GIVEN INSTRUCTION.
Give the number of lines containing the word "time" and nothing more.

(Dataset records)
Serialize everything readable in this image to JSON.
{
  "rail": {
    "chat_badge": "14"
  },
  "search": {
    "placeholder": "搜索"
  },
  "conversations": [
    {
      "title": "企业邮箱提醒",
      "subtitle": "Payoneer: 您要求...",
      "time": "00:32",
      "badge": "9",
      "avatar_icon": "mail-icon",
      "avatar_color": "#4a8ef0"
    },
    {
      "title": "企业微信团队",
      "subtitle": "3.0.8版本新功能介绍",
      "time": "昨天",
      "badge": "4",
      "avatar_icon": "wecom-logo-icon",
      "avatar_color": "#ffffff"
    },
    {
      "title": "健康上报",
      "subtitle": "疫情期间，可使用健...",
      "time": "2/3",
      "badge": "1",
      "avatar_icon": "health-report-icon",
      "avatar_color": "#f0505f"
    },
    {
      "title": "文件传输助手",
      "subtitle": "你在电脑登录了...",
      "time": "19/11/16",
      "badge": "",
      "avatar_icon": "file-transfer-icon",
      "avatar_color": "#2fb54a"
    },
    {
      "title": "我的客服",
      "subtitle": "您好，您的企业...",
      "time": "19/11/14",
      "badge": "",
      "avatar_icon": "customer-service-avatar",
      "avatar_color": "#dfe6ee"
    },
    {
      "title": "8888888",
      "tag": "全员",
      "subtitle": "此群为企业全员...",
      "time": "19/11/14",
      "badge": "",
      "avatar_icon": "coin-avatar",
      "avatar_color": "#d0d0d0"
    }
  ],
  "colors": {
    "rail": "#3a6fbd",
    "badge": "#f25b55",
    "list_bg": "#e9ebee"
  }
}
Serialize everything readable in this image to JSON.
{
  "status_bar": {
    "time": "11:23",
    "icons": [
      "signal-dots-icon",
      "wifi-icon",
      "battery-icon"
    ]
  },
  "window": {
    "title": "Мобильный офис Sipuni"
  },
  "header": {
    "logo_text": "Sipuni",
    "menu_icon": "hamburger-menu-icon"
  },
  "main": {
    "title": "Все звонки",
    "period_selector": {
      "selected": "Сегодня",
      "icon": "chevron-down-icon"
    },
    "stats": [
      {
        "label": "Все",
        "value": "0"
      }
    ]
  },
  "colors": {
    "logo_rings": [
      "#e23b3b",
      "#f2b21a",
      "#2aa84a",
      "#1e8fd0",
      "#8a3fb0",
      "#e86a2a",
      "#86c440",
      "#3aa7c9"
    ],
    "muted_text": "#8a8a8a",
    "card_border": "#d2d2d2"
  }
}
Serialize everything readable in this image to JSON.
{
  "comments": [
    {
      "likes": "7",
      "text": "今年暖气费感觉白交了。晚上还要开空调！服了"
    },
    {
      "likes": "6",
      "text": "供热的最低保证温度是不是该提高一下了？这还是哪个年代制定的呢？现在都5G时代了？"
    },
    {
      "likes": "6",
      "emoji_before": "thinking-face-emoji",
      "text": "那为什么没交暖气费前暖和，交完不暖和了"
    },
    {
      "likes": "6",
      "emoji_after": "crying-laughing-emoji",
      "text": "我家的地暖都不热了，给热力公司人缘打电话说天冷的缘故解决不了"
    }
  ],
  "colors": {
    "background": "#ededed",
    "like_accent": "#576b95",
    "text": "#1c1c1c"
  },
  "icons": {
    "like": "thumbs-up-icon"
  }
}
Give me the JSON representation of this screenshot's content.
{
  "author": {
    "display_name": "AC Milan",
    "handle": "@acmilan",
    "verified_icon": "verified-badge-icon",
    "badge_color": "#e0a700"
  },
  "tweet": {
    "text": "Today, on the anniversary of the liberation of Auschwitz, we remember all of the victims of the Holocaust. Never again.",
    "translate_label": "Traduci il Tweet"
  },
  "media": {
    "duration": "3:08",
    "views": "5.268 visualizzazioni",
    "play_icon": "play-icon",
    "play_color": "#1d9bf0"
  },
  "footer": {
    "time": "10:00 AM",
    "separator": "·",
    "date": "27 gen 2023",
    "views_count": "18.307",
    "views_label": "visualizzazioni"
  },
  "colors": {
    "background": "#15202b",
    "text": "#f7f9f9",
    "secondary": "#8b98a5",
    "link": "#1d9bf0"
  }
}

RESPONSE TO THIS EXERCISE.
8